Prompt –
Using the data beneath, show every line that includes the word "выполнение".

▽

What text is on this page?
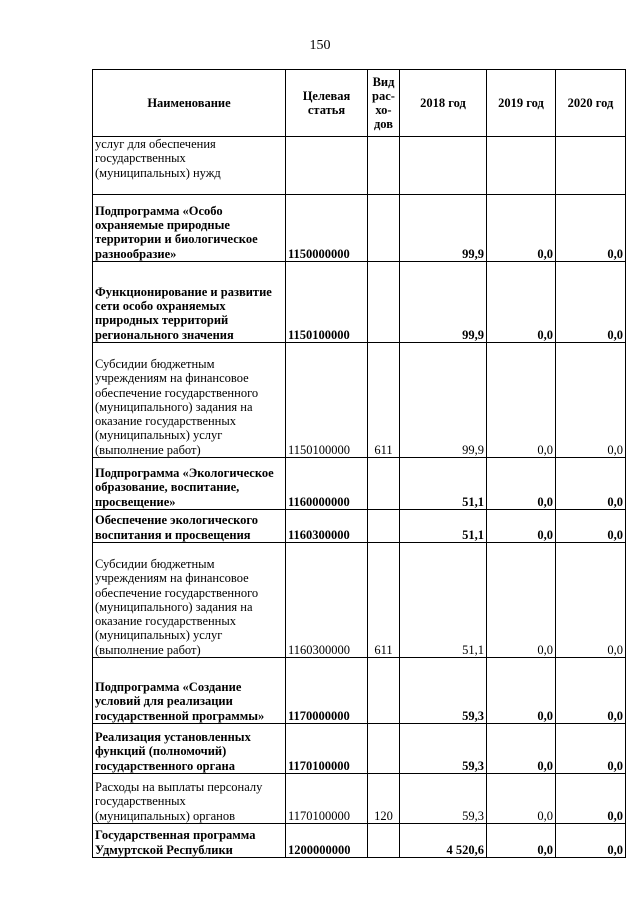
150
Наименование	Целевая статья	Вид рас-хо-дов	2018 год	2019 год	2020 год
услуг для обеспечения государственных (муниципальных) нужд					
Подпрограмма «Особо охраняемые природные территории и биологическое разнообразие»	1150000000		99,9	0,0	0,0
Функционирование и развитие сети особо охраняемых природных территорий регионального значения	1150100000		99,9	0,0	0,0
Субсидии бюджетным учреждениям на финансовое обеспечение государственного (муниципального) задания на оказание государственных (муниципальных) услуг (выполнение работ)	1150100000	611	99,9	0,0	0,0
Подпрограмма «Экологическое образование, воспитание, просвещение»	1160000000		51,1	0,0	0,0
Обеспечение экологического воспитания и просвещения	1160300000		51,1	0,0	0,0
Субсидии бюджетным учреждениям на финансовое обеспечение государственного (муниципального) задания на оказание государственных (муниципальных) услуг (выполнение работ)	1160300000	611	51,1	0,0	0,0
Подпрограмма «Создание условий для реализации государственной программы»	1170000000		59,3	0,0	0,0
Реализация установленных функций (полномочий) государственного органа	1170100000		59,3	0,0	0,0
Расходы на выплаты персоналу государственных (муниципальных) органов	1170100000	120	59,3	0,0	0,0
Государственная программа Удмуртской Республики	1200000000		4 520,6	0,0	0,0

△

Result for this task –
Субсидии бюджетным учреждениям на финансовое обеспечение государственного (муниципального) задания на оказание государственных (муниципальных) услуг (выполнение работ)	1150100000	611	99,9	0,0	0,0
Субсидии бюджетным учреждениям на финансовое обеспечение государственного (муниципального) задания на оказание государственных (муниципальных) услуг (выполнение работ)	1160300000	611	51,1	0,0	0,0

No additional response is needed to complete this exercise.